___ Exercise inputs ___

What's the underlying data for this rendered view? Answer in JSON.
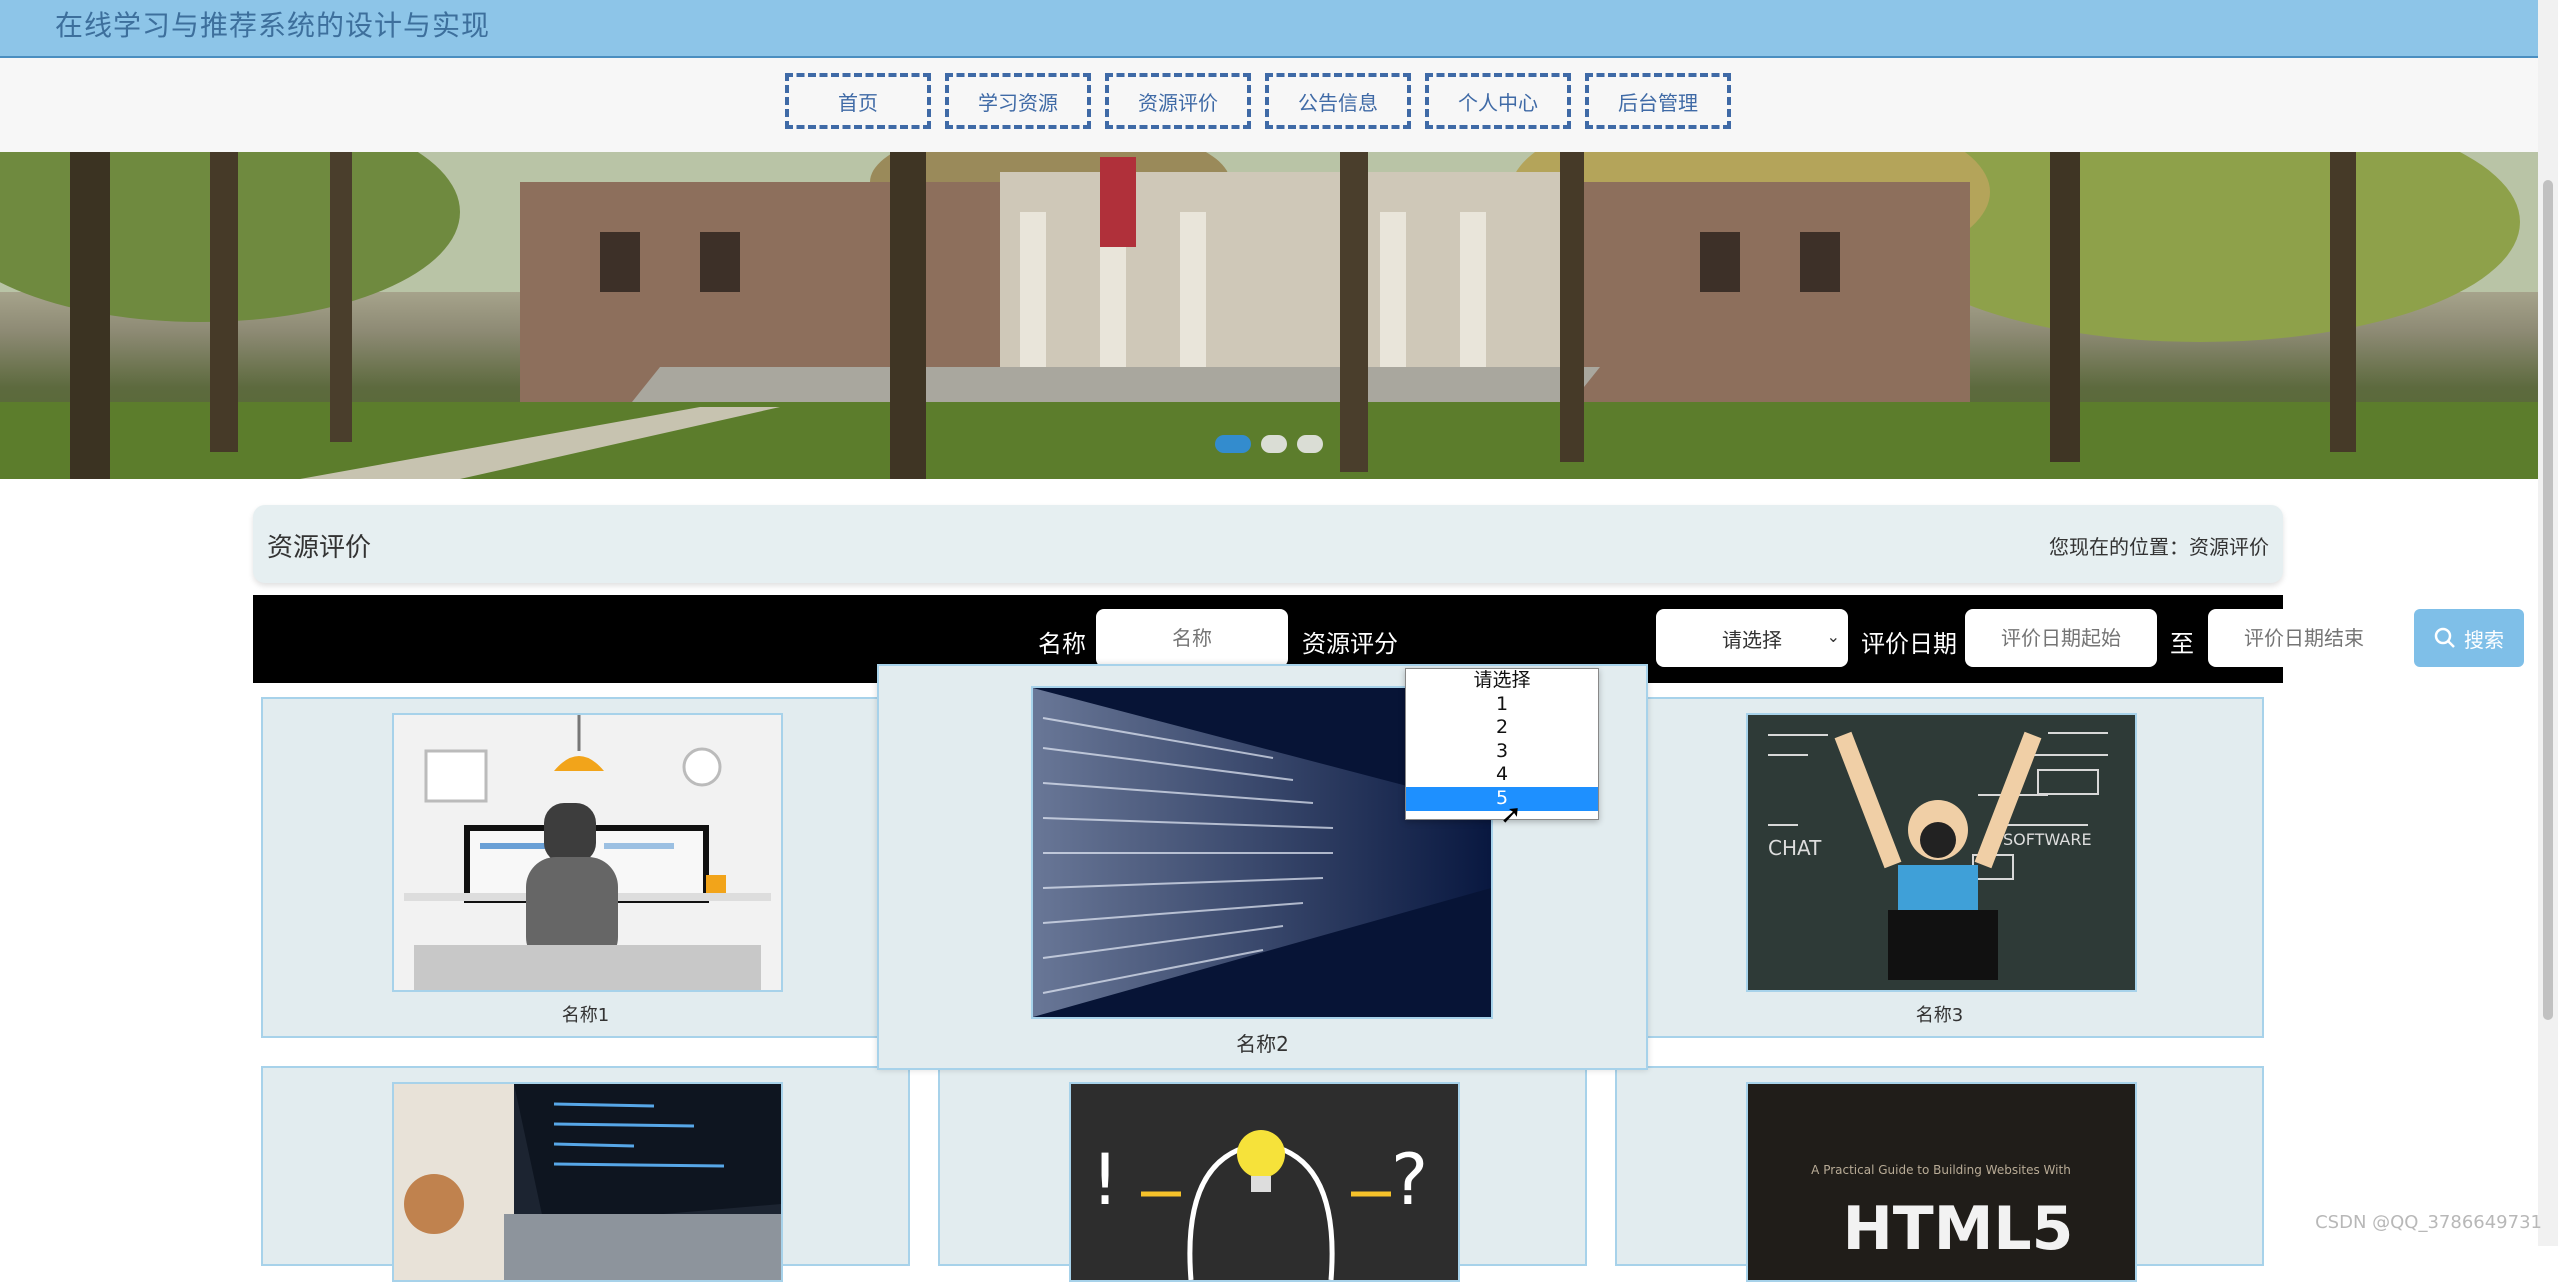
{
  "header": {
    "site_title": "在线学习与推荐系统的设计与实现"
  },
  "nav": [
    "首页",
    "学习资源",
    "资源评价",
    "公告信息",
    "个人中心",
    "后台管理"
  ],
  "page": {
    "title": "资源评价",
    "breadcrumb": "您现在的位置：资源评价"
  },
  "search": {
    "name_label": "名称",
    "name_placeholder": "名称",
    "rating_label": "资源评分",
    "rating_value": "请选择",
    "rating_options": [
      "请选择",
      "1",
      "2",
      "3",
      "4",
      "5"
    ],
    "rating_highlighted": "5",
    "date_label": "评价日期",
    "date_start_placeholder": "评价日期起始",
    "to_label": "至",
    "date_end_placeholder": "评价日期结束",
    "button_label": "搜索"
  },
  "cards": [
    {
      "caption": "名称1"
    },
    {
      "caption": "名称2"
    },
    {
      "caption": "名称3"
    },
    {
      "caption": ""
    },
    {
      "caption": ""
    },
    {
      "caption": ""
    }
  ],
  "card5_text": {
    "line1": "A Practical Guide to Building Websites With",
    "line2": "HTML5"
  },
  "carousel": {
    "slides": 3,
    "active": 0
  },
  "colors": {
    "header_bg": "#8dc5e8",
    "nav_border": "#3f6aa6",
    "search_bar_bg": "#000000",
    "accent": "#1e90ff",
    "card_bg": "#e2ecef"
  },
  "watermark": "CSDN @QQ_3786649731"
}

___

#### What you will do:
Repeat the material above word for word, please, apart from its images.

#### Finished answer:
What's the underlying data for this rendered view? Answer in JSON.
{
  "header": {
    "site_title": "在线学习与推荐系统的设计与实现"
  },
  "nav": [
    "首页",
    "学习资源",
    "资源评价",
    "公告信息",
    "个人中心",
    "后台管理"
  ],
  "page": {
    "title": "资源评价",
    "breadcrumb": "您现在的位置：资源评价"
  },
  "search": {
    "name_label": "名称",
    "name_placeholder": "名称",
    "rating_label": "资源评分",
    "rating_value": "请选择",
    "rating_options": [
      "请选择",
      "1",
      "2",
      "3",
      "4",
      "5"
    ],
    "rating_highlighted": "5",
    "date_label": "评价日期",
    "date_start_placeholder": "评价日期起始",
    "to_label": "至",
    "date_end_placeholder": "评价日期结束",
    "button_label": "搜索"
  },
  "cards": [
    {
      "caption": "名称1"
    },
    {
      "caption": "名称2"
    },
    {
      "caption": "名称3"
    },
    {
      "caption": ""
    },
    {
      "caption": ""
    },
    {
      "caption": ""
    }
  ],
  "card5_text": {
    "line1": "A Practical Guide to Building Websites With",
    "line2": "HTML5"
  },
  "carousel": {
    "slides": 3,
    "active": 0
  },
  "colors": {
    "header_bg": "#8dc5e8",
    "nav_border": "#3f6aa6",
    "search_bar_bg": "#000000",
    "accent": "#1e90ff",
    "card_bg": "#e2ecef"
  },
  "watermark": "CSDN @QQ_3786649731"
}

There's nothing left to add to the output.